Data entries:
·····
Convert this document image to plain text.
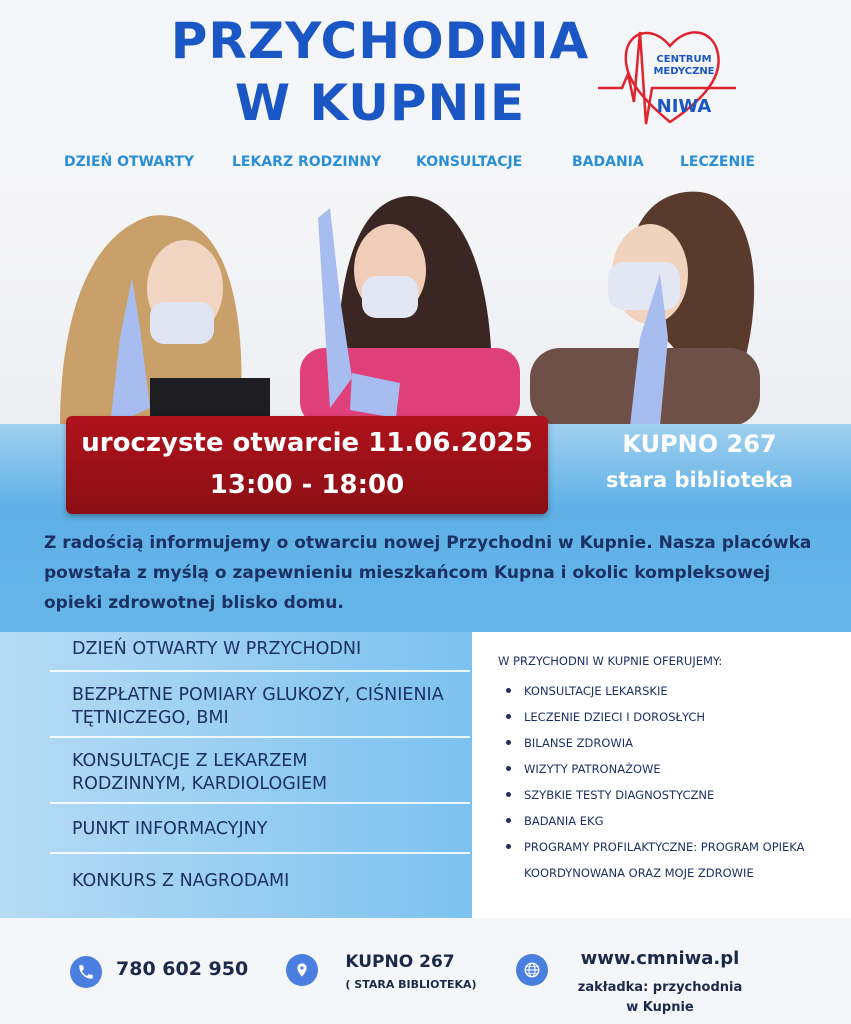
PRZYCHODNIA
W KUPNIE
CENTRUM
MEDYCZNE
NIWA
DZIEŃ OTWARTY	LEKARZ RODZINNY KONSULTACJE	BADANIA	LECZENIE
uroczyste otwarcie 11.06.2025
13:00 - 18:00
KUPNO 267
stara biblioteka
Z radością informujemy o otwarciu nowej Przychodni w Kupnie. Nasza placówka powstała z myślą o zapewnieniu mieszkańcom Kupna i okolic kompleksowej opieki zdrowotnej blisko domu.
DZIEŃ OTWARTY W PRZYCHODNI
BEZPŁATNE POMIARY GLUKOZY, CIŚNIENIA TĘTNICZEGO, BMI
KONSULTACJE Z LEKARZEM RODZINNYM, KARDIOLOGIEM
PUNKT INFORMACYJNY
KONKURS Z NAGRODAMI
W PRZYCHODNI W KUPNIE OFERUJEMY:
KONSULTACJE LEKARSKIE
LECZENIE DZIECI I DOROSŁYCH
BILANSE ZDROWIA
WIZYTY PATRONAŻOWE
SZYBKIE TESTY DIAGNOSTYCZNE
BADANIA EKG
PROGRAMY PROFILAKTYCZNE: PROGRAM OPIEKA KOORDYNOWANA ORAZ MOJE ZDROWIE
780 602 950	KUPNO 267
( STARA BIBLIOTEKA)
www.cmniwa.pl
zakładka: przychodnia
w Kupnie
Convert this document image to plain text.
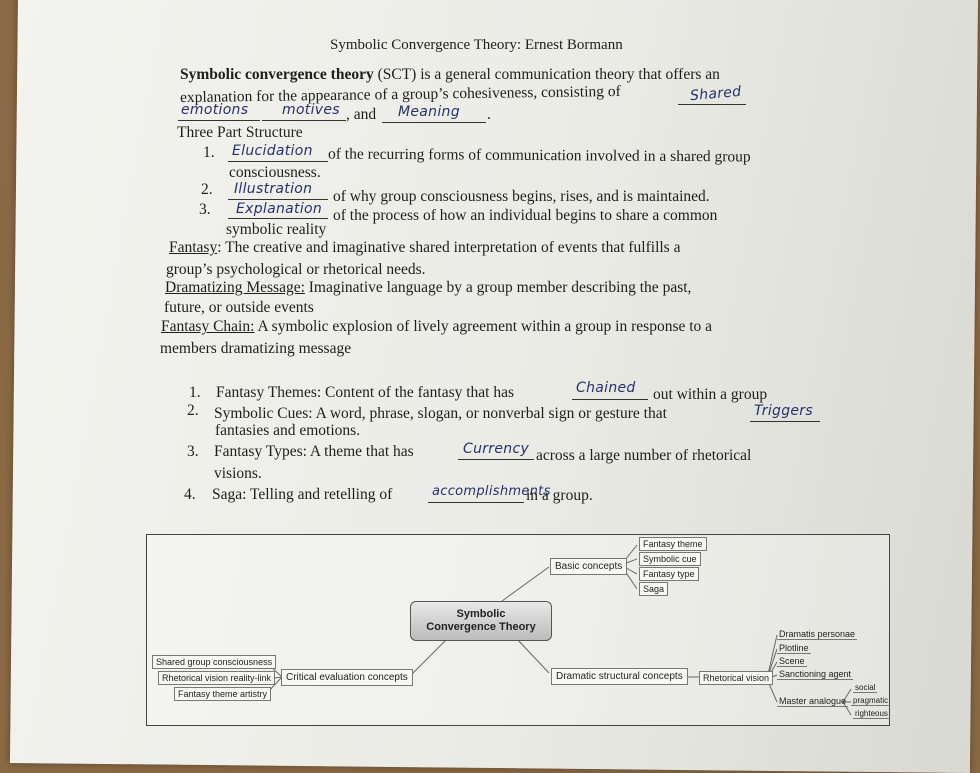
Symbolic Convergence Theory: Ernest Bormann
Symbolic convergence theory (SCT) is a general communication theory that offers an
explanation for the appearance of a group’s cohesiveness, consisting of	Shared
emotions motives , and Meaning .
Three Part Structure
1. Elucidation of the recurring forms of communication involved in a shared group
consciousness.
2. Illustration of why group consciousness begins, rises, and is maintained.
3. Explanation of the process of how an individual begins to share a common
symbolic reality
Fantasy: The creative and imaginative shared interpretation of events that fulfills a
group’s psychological or rhetorical needs.
Dramatizing Message: Imaginative language by a group member describing the past,
future, or outside events
Fantasy Chain: A symbolic explosion of lively agreement within a group in response to a
members dramatizing message
1. Fantasy Themes: Content of the fantasy that has	Chained out within a group
2. Symbolic Cues: A word, phrase, slogan, or nonverbal sign or gesture that	Triggers
fantasies and emotions.
3. Fantasy Types: A theme that has	Currency across a large number of rhetorical
visions.
4. Saga: Telling and retelling of	accomplishments
in a group.
Symbolic
Convergence Theory
Basic concepts
Fantasy theme
Symbolic cue
Fantasy type
Saga
Critical evaluation concepts
Shared group consciousness
Rhetorical vision reality-link
Fantasy theme artistry
Dramatic structural concepts	Rhetorical vision
Dramatis personae
Plotline
Scene
Sanctioning agent
Master analogue
social
pragmatic
righteous
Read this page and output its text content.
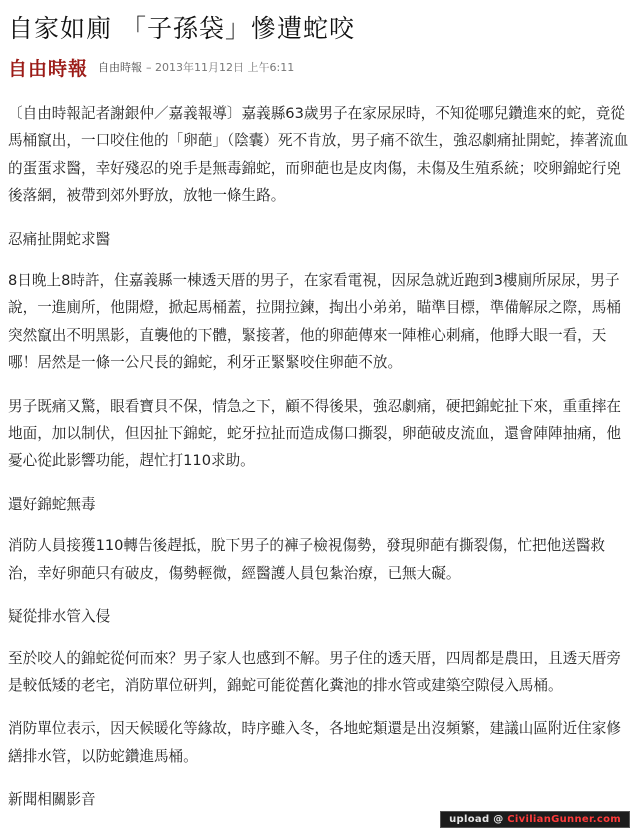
自家如廁 「子孫袋」慘遭蛇咬
自由時報 自由時報 – 2013年11月12日 上午6:11

〔自由時報記者謝銀仲／嘉義報導〕嘉義縣63歲男子在家尿尿時，不知從哪兒鑽進來的蛇，竟從馬桶竄出，一口咬住他的「卵葩」（陰囊）死不肯放，男子痛不欲生，強忍劇痛扯開蛇，捧著流血的蛋蛋求醫，幸好殘忍的兇手是無毒錦蛇，而卵葩也是皮肉傷，未傷及生殖系統；咬卵錦蛇行兇後落網，被帶到郊外野放，放牠一條生路。

忍痛扯開蛇求醫

8日晚上8時許，住嘉義縣一棟透天厝的男子，在家看電視，因尿急就近跑到3樓廁所尿尿，男子說，一進廁所，他開燈，掀起馬桶蓋，拉開拉鍊，掏出小弟弟，瞄準目標，準備解尿之際，馬桶突然竄出不明黑影，直襲他的下體，緊接著，他的卵葩傳來一陣椎心刺痛，他睜大眼一看，天哪！居然是一條一公尺長的錦蛇，利牙正緊緊咬住卵葩不放。

男子既痛又驚，眼看寶貝不保，情急之下，顧不得後果，強忍劇痛，硬把錦蛇扯下來，重重摔在地面，加以制伏，但因扯下錦蛇，蛇牙拉扯而造成傷口撕裂，卵葩破皮流血，還會陣陣抽痛，他憂心從此影響功能，趕忙打110求助。

還好錦蛇無毒

消防人員接獲110轉告後趕抵，脫下男子的褲子檢視傷勢，發現卵葩有撕裂傷，忙把他送醫救治，幸好卵葩只有破皮，傷勢輕微，經醫護人員包紮治療，已無大礙。

疑從排水管入侵

至於咬人的錦蛇從何而來？男子家人也感到不解。男子住的透天厝，四周都是農田，且透天厝旁是較低矮的老宅，消防單位研判，錦蛇可能從舊化糞池的排水管或建築空隙侵入馬桶。

消防單位表示，因天候暖化等緣故，時序雖入冬，各地蛇類還是出沒頻繁，建議山區附近住家修繕排水管，以防蛇鑽進馬桶。

新聞相關影音

upload @ CivilianGunner.com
·····
Requirements: Each entry must be retyped word for word, with every image omitted.

Correct response:
Convert this document image to plain text.
PRZYCHODNIA
W KUPNIE
CENTRUM
MEDYCZNE
NIWA
DZIEŃ OTWARTY	LEKARZ RODZINNY KONSULTACJE	BADANIA	LECZENIE
uroczyste otwarcie 11.06.2025
13:00 - 18:00
KUPNO 267
stara biblioteka
Z radością informujemy o otwarciu nowej Przychodni w Kupnie. Nasza placówka powstała z myślą o zapewnieniu mieszkańcom Kupna i okolic kompleksowej opieki zdrowotnej blisko domu.
DZIEŃ OTWARTY W PRZYCHODNI
BEZPŁATNE POMIARY GLUKOZY, CIŚNIENIA TĘTNICZEGO, BMI
KONSULTACJE Z LEKARZEM RODZINNYM, KARDIOLOGIEM
PUNKT INFORMACYJNY
KONKURS Z NAGRODAMI
W PRZYCHODNI W KUPNIE OFERUJEMY:
KONSULTACJE LEKARSKIE
LECZENIE DZIECI I DOROSŁYCH
BILANSE ZDROWIA
WIZYTY PATRONAŻOWE
SZYBKIE TESTY DIAGNOSTYCZNE
BADANIA EKG
PROGRAMY PROFILAKTYCZNE: PROGRAM OPIEKA KOORDYNOWANA ORAZ MOJE ZDROWIE
780 602 950	KUPNO 267
( STARA BIBLIOTEKA)
www.cmniwa.pl
zakładka: przychodnia
w Kupnie
Convert this document image to plain text.
Symbolic Convergence Theory: Ernest Bormann
Symbolic convergence theory (SCT) is a general communication theory that offers an
explanation for the appearance of a group’s cohesiveness, consisting of	Shared
emotions motives , and Meaning .
Three Part Structure
1. Elucidation of the recurring forms of communication involved in a shared group
consciousness.
2. Illustration of why group consciousness begins, rises, and is maintained.
3. Explanation of the process of how an individual begins to share a common
symbolic reality
Fantasy: The creative and imaginative shared interpretation of events that fulfills a
group’s psychological or rhetorical needs.
Dramatizing Message: Imaginative language by a group member describing the past,
future, or outside events
Fantasy Chain: A symbolic explosion of lively agreement within a group in response to a
members dramatizing message
1. Fantasy Themes: Content of the fantasy that has	Chained out within a group
2. Symbolic Cues: A word, phrase, slogan, or nonverbal sign or gesture that	Triggers
fantasies and emotions.
3. Fantasy Types: A theme that has	Currency across a large number of rhetorical
visions.
4. Saga: Telling and retelling of	accomplishments
in a group.
Symbolic
Convergence Theory
Basic concepts
Fantasy theme
Symbolic cue
Fantasy type
Saga
Critical evaluation concepts
Shared group consciousness
Rhetorical vision reality-link
Fantasy theme artistry
Dramatic structural concepts	Rhetorical vision
Dramatis personae
Plotline
Scene
Sanctioning agent
Master analogue
social
pragmatic
righteous
Read this page and output its text content.
自家如廁 「子孫袋」慘遭蛇咬
自由時報 自由時報 – 2013年11月12日 上午6:11

〔自由時報記者謝銀仲／嘉義報導〕嘉義縣63歲男子在家尿尿時，不知從哪兒鑽進來的蛇，竟從馬桶竄出，一口咬住他的「卵葩」（陰囊）死不肯放，男子痛不欲生，強忍劇痛扯開蛇，捧著流血的蛋蛋求醫，幸好殘忍的兇手是無毒錦蛇，而卵葩也是皮肉傷，未傷及生殖系統；咬卵錦蛇行兇後落網，被帶到郊外野放，放牠一條生路。

忍痛扯開蛇求醫

8日晚上8時許，住嘉義縣一棟透天厝的男子，在家看電視，因尿急就近跑到3樓廁所尿尿，男子說，一進廁所，他開燈，掀起馬桶蓋，拉開拉鍊，掏出小弟弟，瞄準目標，準備解尿之際，馬桶突然竄出不明黑影，直襲他的下體，緊接著，他的卵葩傳來一陣椎心刺痛，他睜大眼一看，天哪！居然是一條一公尺長的錦蛇，利牙正緊緊咬住卵葩不放。

男子既痛又驚，眼看寶貝不保，情急之下，顧不得後果，強忍劇痛，硬把錦蛇扯下來，重重摔在地面，加以制伏，但因扯下錦蛇，蛇牙拉扯而造成傷口撕裂，卵葩破皮流血，還會陣陣抽痛，他憂心從此影響功能，趕忙打110求助。

還好錦蛇無毒

消防人員接獲110轉告後趕抵，脫下男子的褲子檢視傷勢，發現卵葩有撕裂傷，忙把他送醫救治，幸好卵葩只有破皮，傷勢輕微，經醫護人員包紮治療，已無大礙。

疑從排水管入侵

至於咬人的錦蛇從何而來？男子家人也感到不解。男子住的透天厝，四周都是農田，且透天厝旁是較低矮的老宅，消防單位研判，錦蛇可能從舊化糞池的排水管或建築空隙侵入馬桶。

消防單位表示，因天候暖化等緣故，時序雖入冬，各地蛇類還是出沒頻繁，建議山區附近住家修繕排水管，以防蛇鑽進馬桶。

新聞相關影音

upload @ CivilianGunner.com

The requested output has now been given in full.